Render every entry verbatim.

__GIVEN INFORMATION__.

*-*-*

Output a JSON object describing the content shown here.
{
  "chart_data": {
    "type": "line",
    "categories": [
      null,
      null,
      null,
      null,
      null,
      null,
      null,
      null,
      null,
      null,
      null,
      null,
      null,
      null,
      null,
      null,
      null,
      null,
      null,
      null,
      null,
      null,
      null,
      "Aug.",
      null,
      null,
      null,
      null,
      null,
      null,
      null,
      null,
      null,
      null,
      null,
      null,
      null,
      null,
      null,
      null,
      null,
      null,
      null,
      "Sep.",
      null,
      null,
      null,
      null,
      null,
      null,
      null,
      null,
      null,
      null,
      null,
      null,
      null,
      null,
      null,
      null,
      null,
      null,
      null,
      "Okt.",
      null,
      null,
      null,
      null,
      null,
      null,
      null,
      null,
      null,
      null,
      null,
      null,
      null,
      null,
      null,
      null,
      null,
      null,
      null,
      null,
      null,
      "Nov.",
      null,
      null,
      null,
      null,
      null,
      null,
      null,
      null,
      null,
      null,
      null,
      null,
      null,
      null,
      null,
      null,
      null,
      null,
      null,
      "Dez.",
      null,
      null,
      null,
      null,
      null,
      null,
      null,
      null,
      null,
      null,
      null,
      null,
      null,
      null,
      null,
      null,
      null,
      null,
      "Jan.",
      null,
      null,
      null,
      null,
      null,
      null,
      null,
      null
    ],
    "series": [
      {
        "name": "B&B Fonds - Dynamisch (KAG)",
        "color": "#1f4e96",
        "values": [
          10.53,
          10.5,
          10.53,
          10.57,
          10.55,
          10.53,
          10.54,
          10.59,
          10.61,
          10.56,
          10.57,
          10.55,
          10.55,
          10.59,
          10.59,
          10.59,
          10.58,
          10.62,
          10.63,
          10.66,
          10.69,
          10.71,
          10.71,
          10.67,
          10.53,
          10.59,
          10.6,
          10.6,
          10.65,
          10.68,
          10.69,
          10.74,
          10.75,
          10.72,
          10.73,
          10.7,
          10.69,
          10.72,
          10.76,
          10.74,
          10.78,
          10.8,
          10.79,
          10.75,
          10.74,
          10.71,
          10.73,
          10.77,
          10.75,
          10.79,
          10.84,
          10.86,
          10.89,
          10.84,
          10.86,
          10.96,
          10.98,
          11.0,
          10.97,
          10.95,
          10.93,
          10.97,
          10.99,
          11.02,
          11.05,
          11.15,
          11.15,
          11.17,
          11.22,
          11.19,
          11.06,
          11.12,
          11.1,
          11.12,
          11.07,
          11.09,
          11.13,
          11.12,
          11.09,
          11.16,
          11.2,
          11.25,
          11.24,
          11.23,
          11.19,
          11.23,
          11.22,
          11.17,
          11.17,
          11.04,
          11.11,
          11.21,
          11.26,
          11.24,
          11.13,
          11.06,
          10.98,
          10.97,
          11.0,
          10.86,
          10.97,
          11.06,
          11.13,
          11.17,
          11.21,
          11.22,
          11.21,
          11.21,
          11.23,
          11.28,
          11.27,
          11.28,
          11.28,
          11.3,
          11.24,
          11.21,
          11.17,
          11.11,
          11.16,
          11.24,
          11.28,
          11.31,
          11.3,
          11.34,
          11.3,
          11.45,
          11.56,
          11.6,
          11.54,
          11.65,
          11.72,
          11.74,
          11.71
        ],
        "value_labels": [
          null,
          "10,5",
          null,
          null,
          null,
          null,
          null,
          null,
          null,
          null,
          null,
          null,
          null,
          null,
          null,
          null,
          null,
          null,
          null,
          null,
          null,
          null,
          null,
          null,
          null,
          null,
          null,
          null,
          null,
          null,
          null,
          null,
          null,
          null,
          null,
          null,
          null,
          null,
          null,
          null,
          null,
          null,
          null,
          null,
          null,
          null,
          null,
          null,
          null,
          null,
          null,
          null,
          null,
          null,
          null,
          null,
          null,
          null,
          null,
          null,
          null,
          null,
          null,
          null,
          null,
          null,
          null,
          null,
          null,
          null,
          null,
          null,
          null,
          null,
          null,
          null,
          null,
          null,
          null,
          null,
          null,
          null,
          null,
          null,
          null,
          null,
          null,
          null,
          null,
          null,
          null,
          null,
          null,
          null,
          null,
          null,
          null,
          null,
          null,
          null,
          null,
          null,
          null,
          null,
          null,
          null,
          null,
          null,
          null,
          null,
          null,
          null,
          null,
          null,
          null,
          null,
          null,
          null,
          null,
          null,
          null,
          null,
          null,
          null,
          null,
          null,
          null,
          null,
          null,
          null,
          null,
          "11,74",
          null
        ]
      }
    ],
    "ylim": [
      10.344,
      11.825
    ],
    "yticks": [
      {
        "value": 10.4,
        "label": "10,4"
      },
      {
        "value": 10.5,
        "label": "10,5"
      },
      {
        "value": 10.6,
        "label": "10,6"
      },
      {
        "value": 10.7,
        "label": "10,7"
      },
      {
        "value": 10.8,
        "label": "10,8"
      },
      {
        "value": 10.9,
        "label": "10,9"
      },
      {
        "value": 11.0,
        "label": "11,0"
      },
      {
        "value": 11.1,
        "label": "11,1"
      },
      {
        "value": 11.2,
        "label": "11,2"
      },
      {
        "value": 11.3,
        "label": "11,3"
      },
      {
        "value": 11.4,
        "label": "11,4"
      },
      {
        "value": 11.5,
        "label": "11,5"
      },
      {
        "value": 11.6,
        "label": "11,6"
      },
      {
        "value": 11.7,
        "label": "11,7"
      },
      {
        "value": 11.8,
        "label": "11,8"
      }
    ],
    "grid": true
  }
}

*-*-*

__CORRECT RESPONSE__.
Output a JSON object describing the content shown here.
{
  "chart_data": {
    "type": "line",
    "categories": [
      null,
      null,
      null,
      null,
      null,
      null,
      null,
      null,
      null,
      null,
      null,
      null,
      null,
      null,
      null,
      null,
      null,
      null,
      null,
      null,
      null,
      null,
      null,
      "Aug.",
      null,
      null,
      null,
      null,
      null,
      null,
      null,
      null,
      null,
      null,
      null,
      null,
      null,
      null,
      null,
      null,
      null,
      null,
      null,
      "Sep.",
      null,
      null,
      null,
      null,
      null,
      null,
      null,
      null,
      null,
      null,
      null,
      null,
      null,
      null,
      null,
      null,
      null,
      null,
      null,
      "Okt.",
      null,
      null,
      null,
      null,
      null,
      null,
      null,
      null,
      null,
      null,
      null,
      null,
      null,
      null,
      null,
      null,
      null,
      null,
      null,
      null,
      null,
      "Nov.",
      null,
      null,
      null,
      null,
      null,
      null,
      null,
      null,
      null,
      null,
      null,
      null,
      null,
      null,
      null,
      null,
      null,
      null,
      null,
      "Dez.",
      null,
      null,
      null,
      null,
      null,
      null,
      null,
      null,
      null,
      null,
      null,
      null,
      null,
      null,
      null,
      null,
      null,
      null,
      "Jan.",
      null,
      null,
      null,
      null,
      null,
      null,
      null,
      null
    ],
    "series": [
      {
        "name": "B&B Fonds - Dynamisch (KAG)",
        "color": "#1f4e96",
        "values": [
          10.53,
          10.5,
          10.53,
          10.57,
          10.55,
          10.53,
          10.54,
          10.59,
          10.61,
          10.56,
          10.57,
          10.55,
          10.55,
          10.59,
          10.59,
          10.59,
          10.58,
          10.62,
          10.63,
          10.66,
          10.69,
          10.71,
          10.71,
          10.67,
          10.53,
          10.59,
          10.6,
          10.6,
          10.65,
          10.68,
          10.69,
          10.74,
          10.75,
          10.72,
          10.73,
          10.7,
          10.69,
          10.72,
          10.76,
          10.74,
          10.78,
          10.8,
          10.79,
          10.75,
          10.74,
          10.71,
          10.73,
          10.77,
          10.75,
          10.79,
          10.84,
          10.86,
          10.89,
          10.84,
          10.86,
          10.96,
          10.98,
          11.0,
          10.97,
          10.95,
          10.93,
          10.97,
          10.99,
          11.02,
          11.05,
          11.15,
          11.15,
          11.17,
          11.22,
          11.19,
          11.06,
          11.12,
          11.1,
          11.12,
          11.07,
          11.09,
          11.13,
          11.12,
          11.09,
          11.16,
          11.2,
          11.25,
          11.24,
          11.23,
          11.19,
          11.23,
          11.22,
          11.17,
          11.17,
          11.04,
          11.11,
          11.21,
          11.26,
          11.24,
          11.13,
          11.06,
          10.98,
          10.97,
          11.0,
          10.86,
          10.97,
          11.06,
          11.13,
          11.17,
          11.21,
          11.22,
          11.21,
          11.21,
          11.23,
          11.28,
          11.27,
          11.28,
          11.28,
          11.3,
          11.24,
          11.21,
          11.17,
          11.11,
          11.16,
          11.24,
          11.28,
          11.31,
          11.3,
          11.34,
          11.3,
          11.45,
          11.56,
          11.6,
          11.54,
          11.65,
          11.72,
          11.74,
          11.71
        ],
        "value_labels": [
          null,
          "10,5",
          null,
          null,
          null,
          null,
          null,
          null,
          null,
          null,
          null,
          null,
          null,
          null,
          null,
          null,
          null,
          null,
          null,
          null,
          null,
          null,
          null,
          null,
          null,
          null,
          null,
          null,
          null,
          null,
          null,
          null,
          null,
          null,
          null,
          null,
          null,
          null,
          null,
          null,
          null,
          null,
          null,
          null,
          null,
          null,
          null,
          null,
          null,
          null,
          null,
          null,
          null,
          null,
          null,
          null,
          null,
          null,
          null,
          null,
          null,
          null,
          null,
          null,
          null,
          null,
          null,
          null,
          null,
          null,
          null,
          null,
          null,
          null,
          null,
          null,
          null,
          null,
          null,
          null,
          null,
          null,
          null,
          null,
          null,
          null,
          null,
          null,
          null,
          null,
          null,
          null,
          null,
          null,
          null,
          null,
          null,
          null,
          null,
          null,
          null,
          null,
          null,
          null,
          null,
          null,
          null,
          null,
          null,
          null,
          null,
          null,
          null,
          null,
          null,
          null,
          null,
          null,
          null,
          null,
          null,
          null,
          null,
          null,
          null,
          null,
          null,
          null,
          null,
          null,
          null,
          "11,74",
          null
        ]
      }
    ],
    "ylim": [
      10.344,
      11.825
    ],
    "yticks": [
      {
        "value": 10.4,
        "label": "10,4"
      },
      {
        "value": 10.5,
        "label": "10,5"
      },
      {
        "value": 10.6,
        "label": "10,6"
      },
      {
        "value": 10.7,
        "label": "10,7"
      },
      {
        "value": 10.8,
        "label": "10,8"
      },
      {
        "value": 10.9,
        "label": "10,9"
      },
      {
        "value": 11.0,
        "label": "11,0"
      },
      {
        "value": 11.1,
        "label": "11,1"
      },
      {
        "value": 11.2,
        "label": "11,2"
      },
      {
        "value": 11.3,
        "label": "11,3"
      },
      {
        "value": 11.4,
        "label": "11,4"
      },
      {
        "value": 11.5,
        "label": "11,5"
      },
      {
        "value": 11.6,
        "label": "11,6"
      },
      {
        "value": 11.7,
        "label": "11,7"
      },
      {
        "value": 11.8,
        "label": "11,8"
      }
    ],
    "grid": true
  }
}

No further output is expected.